Extracted records:
[Start]

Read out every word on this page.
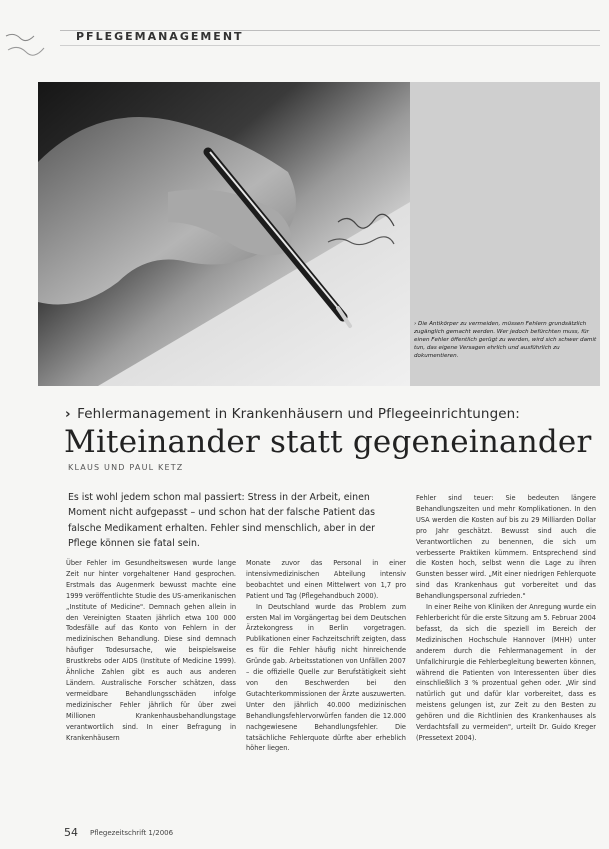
PFLEGEMANAGEMENT
› Die Antikörper zu vermeiden, müssen Fehlern grundsätzlich zugänglich gemacht werden. Wer jedoch befürchten muss, für einen Fehler öffentlich gerügt zu werden, wird sich schwer damit tun, das eigene Versagen ehrlich und ausführlich zu dokumentieren.
› Fehlermanagement in Krankenhäusern und Pflegeeinrichtungen:
Miteinander statt gegeneinander
KLAUS UND PAUL KETZ
Es ist wohl jedem schon mal passiert: Stress in der Arbeit, einen Moment nicht aufgepasst – und schon hat der falsche Patient das falsche Medikament erhalten. Fehler sind menschlich, aber in der Pflege können sie fatal sein.

Über Fehler im Gesundheitswesen wurde lange Zeit nur hinter vorgehaltener Hand gesprochen. Erstmals das Augenmerk bewusst machte eine 1999 veröffentlichte Studie des US-amerikanischen „Institute of Medicine". Demnach gehen allein in den Vereinigten Staaten jährlich etwa 100 000 Todesfälle auf das Konto von Fehlern in der medizinischen Behandlung. Diese sind demnach häufiger Todesursache, wie beispielsweise Brustkrebs oder AIDS (Institute of Medicine 1999). Ähnliche Zahlen gibt es auch aus anderen Ländern. Australische Forscher schätzen, dass vermeidbare Behandlungsschäden infolge medizinischer Fehler jährlich für über zwei Millionen Krankenhausbehandlungstage verantwortlich sind. In einer Befragung in Krankenhäusern

Monate zuvor das Personal in einer intensivmedizinischen Abteilung intensiv beobachtet und einen Mittelwert von 1,7 pro Patient und Tag (Pflegehandbuch 2000).

In Deutschland wurde das Problem zum ersten Mal im Vorgängertag bei dem Deutschen Ärztekongress in Berlin vorgetragen. Publikationen einer Fachzeitschrift zeigten, dass es für die Fehler häufig nicht hinreichende Gründe gab. Arbeitsstationen von Unfällen 2007 – die offizielle Quelle zur Berufstätigkeit sieht von den Beschwerden bei den Gutachterkommissionen der Ärzte auszuwerten. Unter den jährlich 40.000 medizinischen Behandlungsfehlervorwürfen fanden die 12.000 nachgewiesene Behandlungsfehler. Die tatsächliche Fehlerquote dürfte aber erheblich höher liegen.

Fehler sind teuer: Sie bedeuten längere Behandlungszeiten und mehr Komplikationen. In den USA werden die Kosten auf bis zu 29 Milliarden Dollar pro Jahr geschätzt. Bewusst sind auch die Verantwortlichen zu benennen, die sich um verbesserte Praktiken kümmern. Entsprechend sind die Kosten hoch, selbst wenn die Lage zu ihren Gunsten besser wird. „Mit einer niedrigen Fehlerquote sind das Krankenhaus gut vorbereitet und das Behandlungspersonal zufrieden."

In einer Reihe von Kliniken der Anregung wurde ein Fehlerbericht für die erste Sitzung am 5. Februar 2004 befasst, da sich die speziell im Bereich der Medizinischen Hochschule Hannover (MHH) unter anderem durch die Fehlermanagement in der Unfallchirurgie die Fehlerbegleitung bewerten können, während die Patienten von Interessenten über dies einschließlich 3 % prozentual gehen oder. „Wir sind natürlich gut und dafür klar vorbereitet, dass es meistens gelungen ist, zur Zeit zu den Besten zu gehören und die Richtlinien des Krankenhauses als Verdachtsfall zu vermeiden", urteilt Dr. Guido Kreger (Pressetext 2004).

54 Pflegezeitschrift 1/2006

[End]

= Your task =
Scan the listing above and identify each line holding the string "einen"; copy every such line.

= Worked answer =
› Die Antikörper zu vermeiden, müssen Fehlern grundsätzlich zugänglich gemacht werden. Wer jedoch befürchten muss, für einen Fehler öffentlich gerügt zu werden, wird sich schwer damit tun, das eigene Versagen ehrlich und ausführlich zu dokumentieren.
Es ist wohl jedem schon mal passiert: Stress in der Arbeit, einen Moment nicht aufgepasst – und schon hat der falsche Patient das falsche Medikament erhalten. Fehler sind menschlich, aber in der Pflege können sie fatal sein.
Monate zuvor das Personal in einer intensivmedizinischen Abteilung intensiv beobachtet und einen Mittelwert von 1,7 pro Patient und Tag (Pflegehandbuch 2000).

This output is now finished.